[Data entries]
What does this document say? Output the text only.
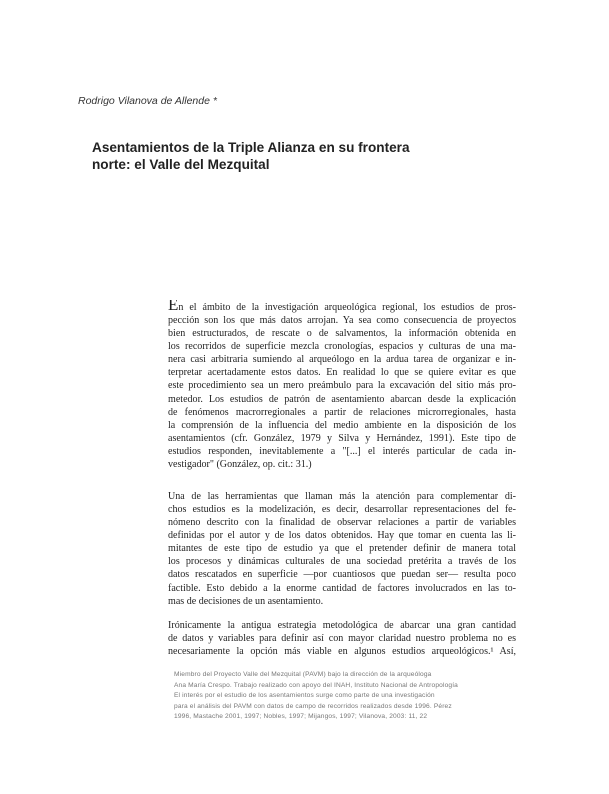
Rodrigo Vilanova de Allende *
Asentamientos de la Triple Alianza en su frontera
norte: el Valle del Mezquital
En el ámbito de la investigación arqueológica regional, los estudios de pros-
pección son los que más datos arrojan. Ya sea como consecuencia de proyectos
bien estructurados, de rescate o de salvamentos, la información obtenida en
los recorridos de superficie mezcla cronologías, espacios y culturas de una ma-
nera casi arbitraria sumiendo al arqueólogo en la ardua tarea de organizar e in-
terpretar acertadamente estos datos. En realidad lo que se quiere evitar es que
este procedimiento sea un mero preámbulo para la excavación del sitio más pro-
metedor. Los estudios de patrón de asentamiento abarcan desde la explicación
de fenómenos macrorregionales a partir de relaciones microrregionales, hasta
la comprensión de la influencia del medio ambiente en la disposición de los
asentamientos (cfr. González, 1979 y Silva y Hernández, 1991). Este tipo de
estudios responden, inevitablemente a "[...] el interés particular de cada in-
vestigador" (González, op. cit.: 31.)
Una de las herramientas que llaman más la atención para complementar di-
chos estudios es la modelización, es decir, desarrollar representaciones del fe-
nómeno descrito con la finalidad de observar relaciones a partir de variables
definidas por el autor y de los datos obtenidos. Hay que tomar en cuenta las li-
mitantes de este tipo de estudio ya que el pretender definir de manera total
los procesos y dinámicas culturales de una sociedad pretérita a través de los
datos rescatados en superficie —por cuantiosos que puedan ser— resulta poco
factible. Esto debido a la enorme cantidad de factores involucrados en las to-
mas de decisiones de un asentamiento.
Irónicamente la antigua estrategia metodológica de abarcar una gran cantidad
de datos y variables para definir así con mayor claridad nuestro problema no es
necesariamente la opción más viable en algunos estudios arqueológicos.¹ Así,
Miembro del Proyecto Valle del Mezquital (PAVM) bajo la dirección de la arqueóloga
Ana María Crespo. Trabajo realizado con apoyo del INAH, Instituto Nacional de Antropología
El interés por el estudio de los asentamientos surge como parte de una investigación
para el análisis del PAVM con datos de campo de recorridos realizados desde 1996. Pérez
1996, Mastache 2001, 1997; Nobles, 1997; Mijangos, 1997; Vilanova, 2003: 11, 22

What you will do:
Above are entries; state the number of lines among them that contain "variables", and nothing else.

Task answer:
2